**Input for this task:**

————

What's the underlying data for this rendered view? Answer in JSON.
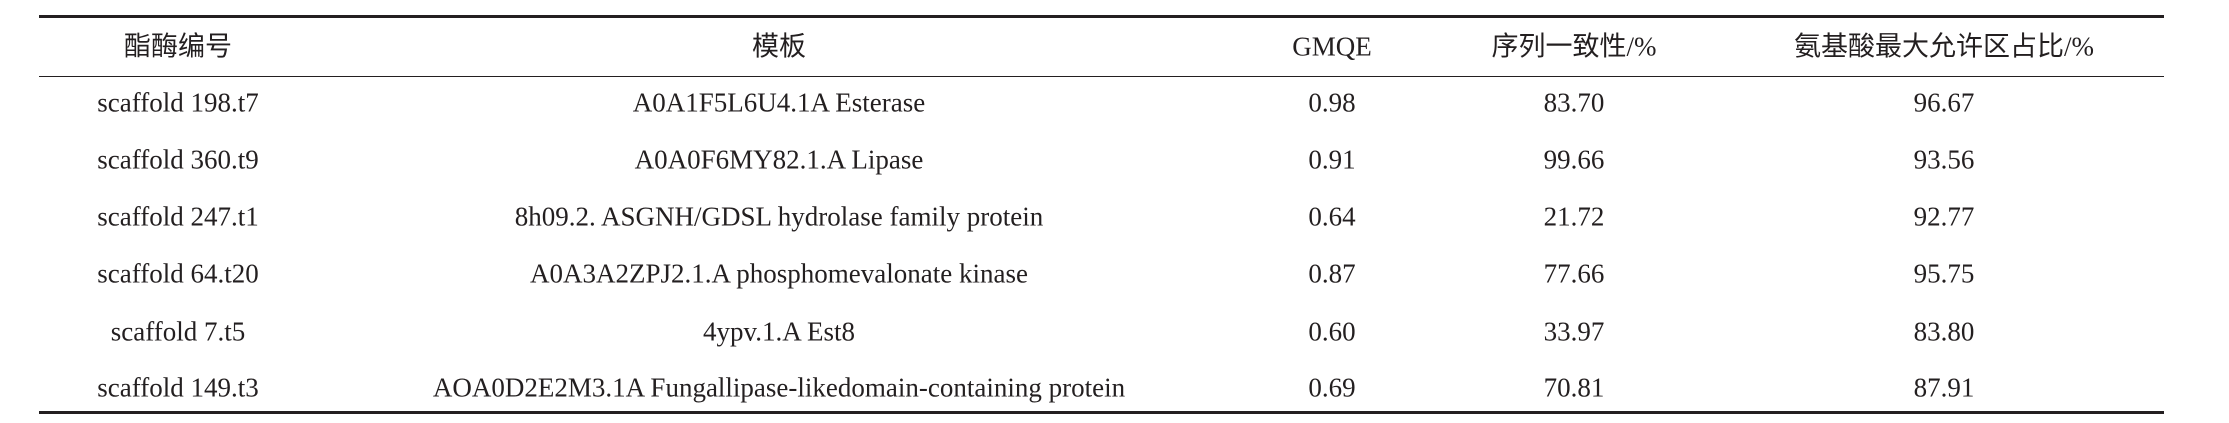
{
  "table": {
    "headers": [
      "酯酶编号",
      "模板",
      "GMQE",
      "序列一致性/%",
      "氨基酸最大允许区占比/%"
    ],
    "rows": [
      [
        "scaffold 198.t7",
        "A0A1F5L6U4.1A Esterase",
        "0.98",
        "83.70",
        "96.67"
      ],
      [
        "scaffold 360.t9",
        "A0A0F6MY82.1.A Lipase",
        "0.91",
        "99.66",
        "93.56"
      ],
      [
        "scaffold 247.t1",
        "8h09.2. ASGNH/GDSL hydrolase family protein",
        "0.64",
        "21.72",
        "92.77"
      ],
      [
        "scaffold 64.t20",
        "A0A3A2ZPJ2.1.A phosphomevalonate kinase",
        "0.87",
        "77.66",
        "95.75"
      ],
      [
        "scaffold 7.t5",
        "4ypv.1.A Est8",
        "0.60",
        "33.97",
        "83.80"
      ],
      [
        "scaffold 149.t3",
        "AOA0D2E2M3.1A Fungallipase-likedomain-containing protein",
        "0.69",
        "70.81",
        "87.91"
      ]
    ]
  }
}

————

**To do:** Restate the data word for word while omitting each picture.

**Response below:**
What's the underlying data for this rendered view? Answer in JSON.
{
  "table": {
    "headers": [
      "酯酶编号",
      "模板",
      "GMQE",
      "序列一致性/%",
      "氨基酸最大允许区占比/%"
    ],
    "rows": [
      [
        "scaffold 198.t7",
        "A0A1F5L6U4.1A Esterase",
        "0.98",
        "83.70",
        "96.67"
      ],
      [
        "scaffold 360.t9",
        "A0A0F6MY82.1.A Lipase",
        "0.91",
        "99.66",
        "93.56"
      ],
      [
        "scaffold 247.t1",
        "8h09.2. ASGNH/GDSL hydrolase family protein",
        "0.64",
        "21.72",
        "92.77"
      ],
      [
        "scaffold 64.t20",
        "A0A3A2ZPJ2.1.A phosphomevalonate kinase",
        "0.87",
        "77.66",
        "95.75"
      ],
      [
        "scaffold 7.t5",
        "4ypv.1.A Est8",
        "0.60",
        "33.97",
        "83.80"
      ],
      [
        "scaffold 149.t3",
        "AOA0D2E2M3.1A Fungallipase-likedomain-containing protein",
        "0.69",
        "70.81",
        "87.91"
      ]
    ]
  }
}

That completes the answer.